[Collected data entries]
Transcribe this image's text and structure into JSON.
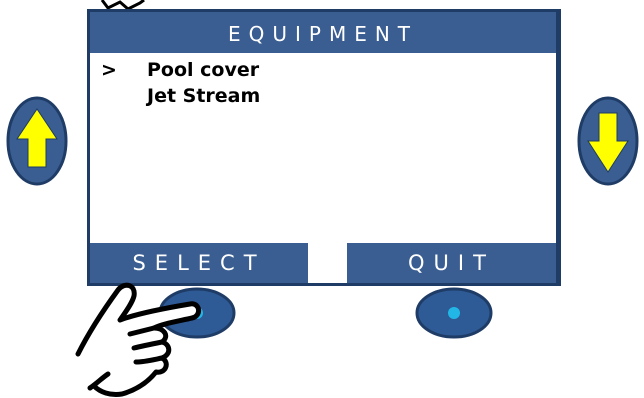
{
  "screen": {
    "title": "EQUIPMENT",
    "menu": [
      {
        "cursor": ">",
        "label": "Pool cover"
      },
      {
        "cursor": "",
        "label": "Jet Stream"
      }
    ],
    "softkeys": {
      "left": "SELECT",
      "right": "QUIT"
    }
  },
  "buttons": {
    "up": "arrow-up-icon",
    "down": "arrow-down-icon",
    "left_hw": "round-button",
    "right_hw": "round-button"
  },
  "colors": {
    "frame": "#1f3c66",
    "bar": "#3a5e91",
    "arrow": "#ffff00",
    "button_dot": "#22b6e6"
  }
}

* [TASK PROMPT]
Quote the entries above word for word. Leave the images out.

* [OUTPUT FOR THIS TASK]
Transcribe this image's text and structure into JSON.
{
  "screen": {
    "title": "EQUIPMENT",
    "menu": [
      {
        "cursor": ">",
        "label": "Pool cover"
      },
      {
        "cursor": "",
        "label": "Jet Stream"
      }
    ],
    "softkeys": {
      "left": "SELECT",
      "right": "QUIT"
    }
  },
  "buttons": {
    "up": "arrow-up-icon",
    "down": "arrow-down-icon",
    "left_hw": "round-button",
    "right_hw": "round-button"
  },
  "colors": {
    "frame": "#1f3c66",
    "bar": "#3a5e91",
    "arrow": "#ffff00",
    "button_dot": "#22b6e6"
  }
}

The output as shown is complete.